■ **What this task involves**:
Transcribe each line of the records below exactly, excluding any embedded images.

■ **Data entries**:
□ □ □
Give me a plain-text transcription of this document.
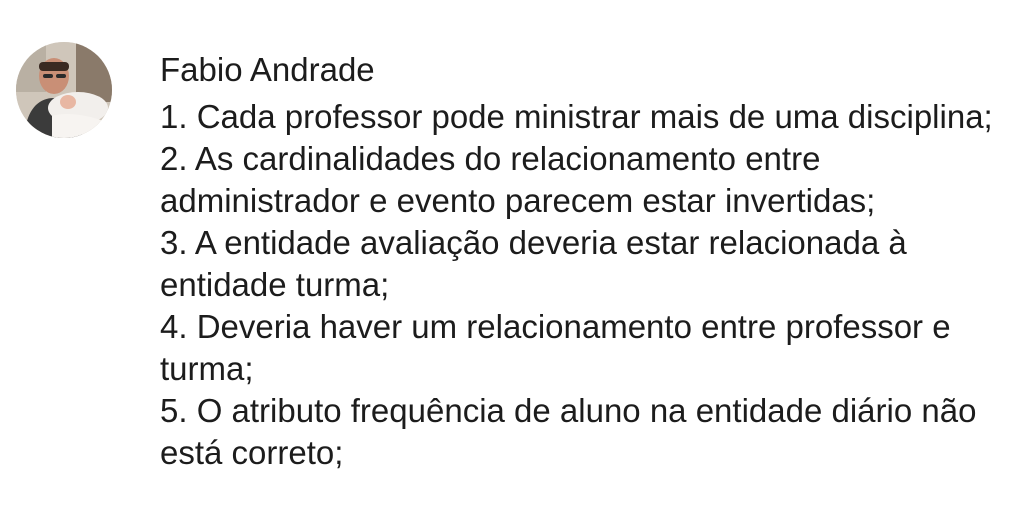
Fabio Andrade
1. Cada professor pode ministrar mais de uma disciplina;
2. As cardinalidades do relacionamento entre administrador e evento parecem estar invertidas;
3. A entidade avaliação deveria estar relacionada à entidade turma;
4. Deveria haver um relacionamento entre professor e turma;
5. O atributo frequência de aluno na entidade diário não está correto;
□ □ □
■ **Solution for this exercise**:
Give me a plain-text transcription of this document.
Fabio Andrade
1. Cada professor pode ministrar mais de uma disciplina;
2. As cardinalidades do relacionamento entre administrador e evento parecem estar invertidas;
3. A entidade avaliação deveria estar relacionada à entidade turma;
4. Deveria haver um relacionamento entre professor e turma;
5. O atributo frequência de aluno na entidade diário não está correto;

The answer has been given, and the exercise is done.